### Extrait du texte
******************************

Si le jazz que joue Bill Charlap reste de facture classique, on ne peut rester insensible à son piano et à la cohésion de son trio. Peter Washington (contrebasse) et Kenny Washington (batterie) l’accompagnent depuis 1997. Ils n’ont aucun lien de parenté mais la musique épurée qu’ils rythment avec précision et finesse témoigne de leur parfaite entente. Bill Charlap continue de puiser dans l’immense vivier de standards que possède le jazz pour nourrir sa musique et son art pianistique. Après deux magnifiques albums pour Impulse, il retrouve Blue Note et sort aujourd’hui “Street of Dreams”, un opus tout aussi bon et accompli que ses disques précédents. Chansons tirées de films ou de comédies musicales – I’ll Know, What Are You Doing the Rest of my Life –, succès des années 30 popularisés par Bing Crosby – Street of Dreams, Out of Nowhere – et compositions de jazzmen – The Duke de Dave Brubeck, Your Host de Kenny Burrell –, le pianiste s’empare de leurs mélodies inusables pour les parer de nouvelles couleurs harmoniques, ses doigts agiles faisant pleuvoir sur elles de grands rideaux de swing. Adoptant des tempos très lents lorsqu’il joue des ballades, il les habille de délicates notes perlées, son jeu espiègle et élégant soulevant constamment l’enthousiasme.
Les amateurs de jazz ne sont pas nombreux en France à connaître Kit Downes. Il joue de l’orgue d’église dans “Obsidian” son premier disque ECM publié en janvier 2018. La même année, sous le nom de Enemy, Edition Records fit paraître un album en trio avec Downes au piano, le bassiste Petter Eldh et le batteur James Maddren. Ce sont eux qui l’accompagnent dans “Vermillion”, son troisième album pour ECM, un disque que Downes, dont le mentor fut le regretté John Taylor, estime différent de tous ceux qu’il a enregistrés. En complète osmose, les trois musiciens improvisent une musique ouverte et imprévisible, un jazz de chambre intimiste d’une grande douceur mélodique. Souvent construits sur des altérations harmoniques, sur des métriques irrégulières et mouvantes, le rubato étant ici abondamment utilisé, les paysages colorés et abstraits que proposent le trio fascinent par leur riche palette de timbres. Un thème surgit parfois au détour d’une phrase. On le croit oublié lorsqu’il revient à nos oreilles, enchantées par l’écoute d’une contrebasse inventive, d’un piano dont les notes lumineuses sont d’une douceur exquise, d’un batteur qui caresse peaux et métal, commente et colore. Kit Downes et Petter Eldh se partagent les compositions de l’album. Il se termine par une version méconnaissable de Castles Made of Sand, un morceau de Jimi Hendrix savamment déconstruit.

******************************

### Jeu de données

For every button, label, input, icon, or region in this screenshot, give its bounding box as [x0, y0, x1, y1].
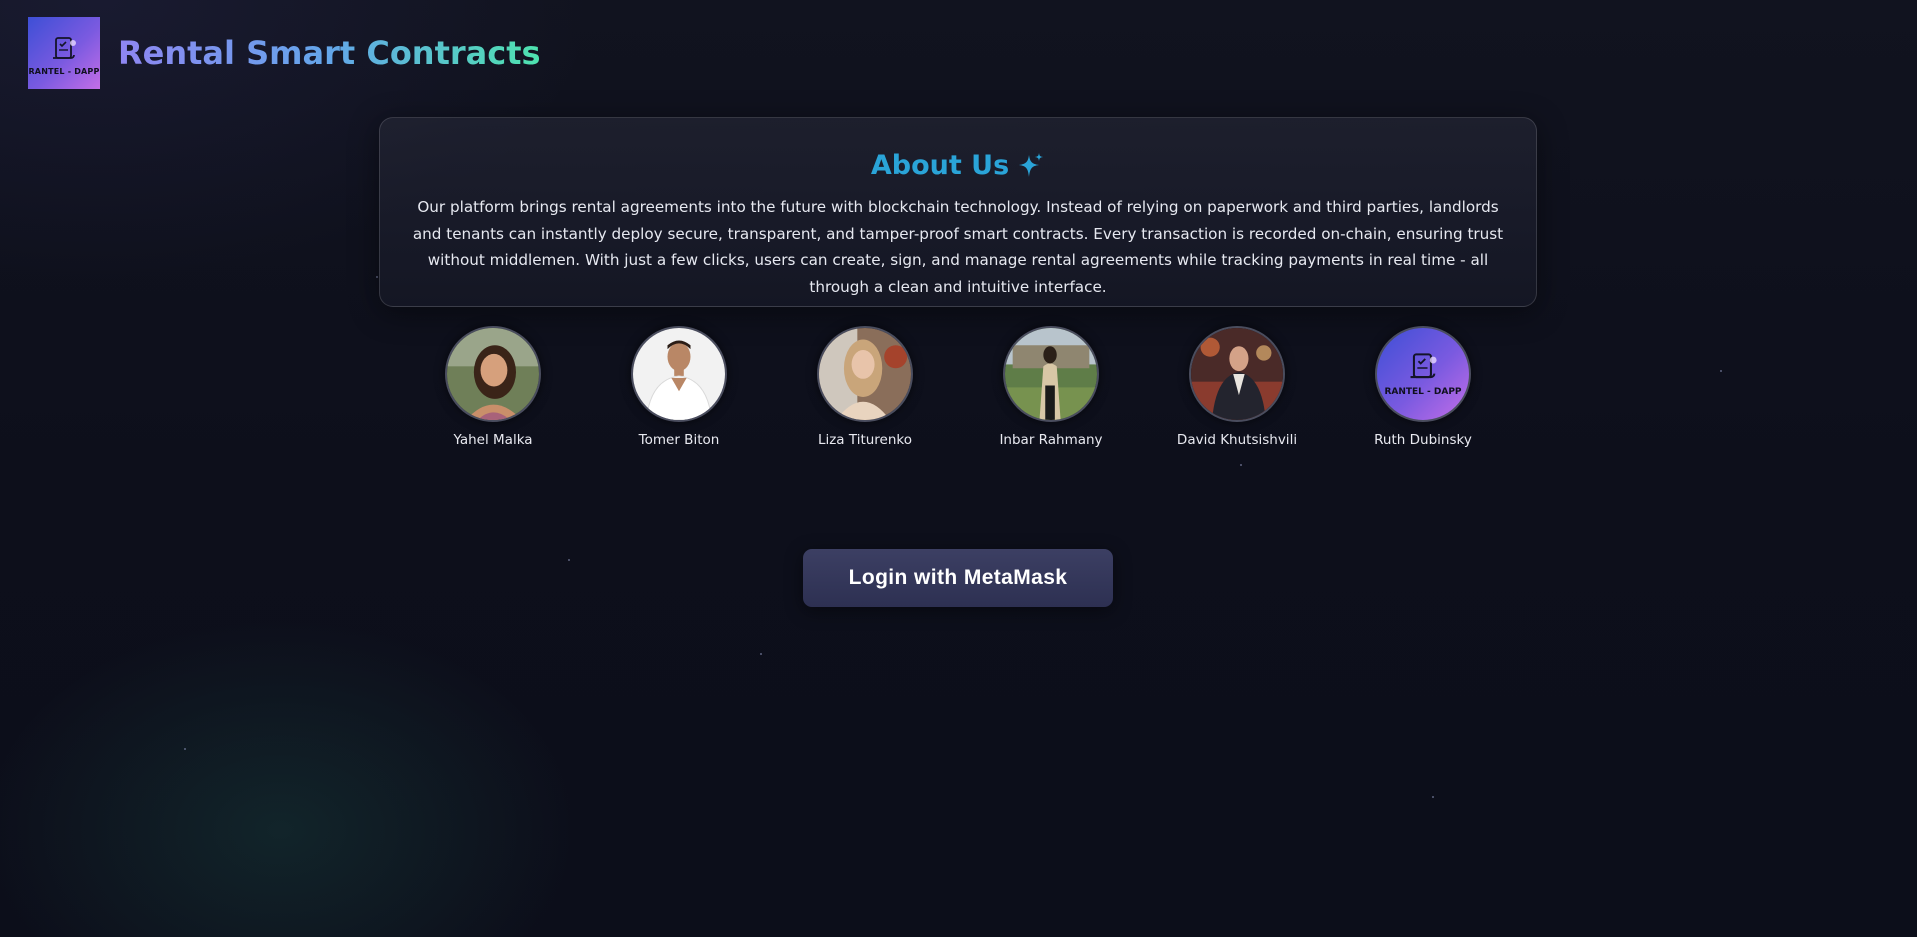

******************************

### À faire
Répondez, s'il vous plaît, à ces questions sur l'extrait consacré aux trios de jazz :
(a) Depuis quelle année Peter Washington et Kenny Washington accompagnent-ils Bill Charlap ?
(b) Chez quel label Bill Charlap publie-t-il « Street of Dreams » ?
(c) Quel morceau de Jimi Hendrix termine l'album « Vermillion » ?

### Solution proposée
(a) Depuis 1997.
(b) Chez Blue Note.
(c) Castles Made of Sand.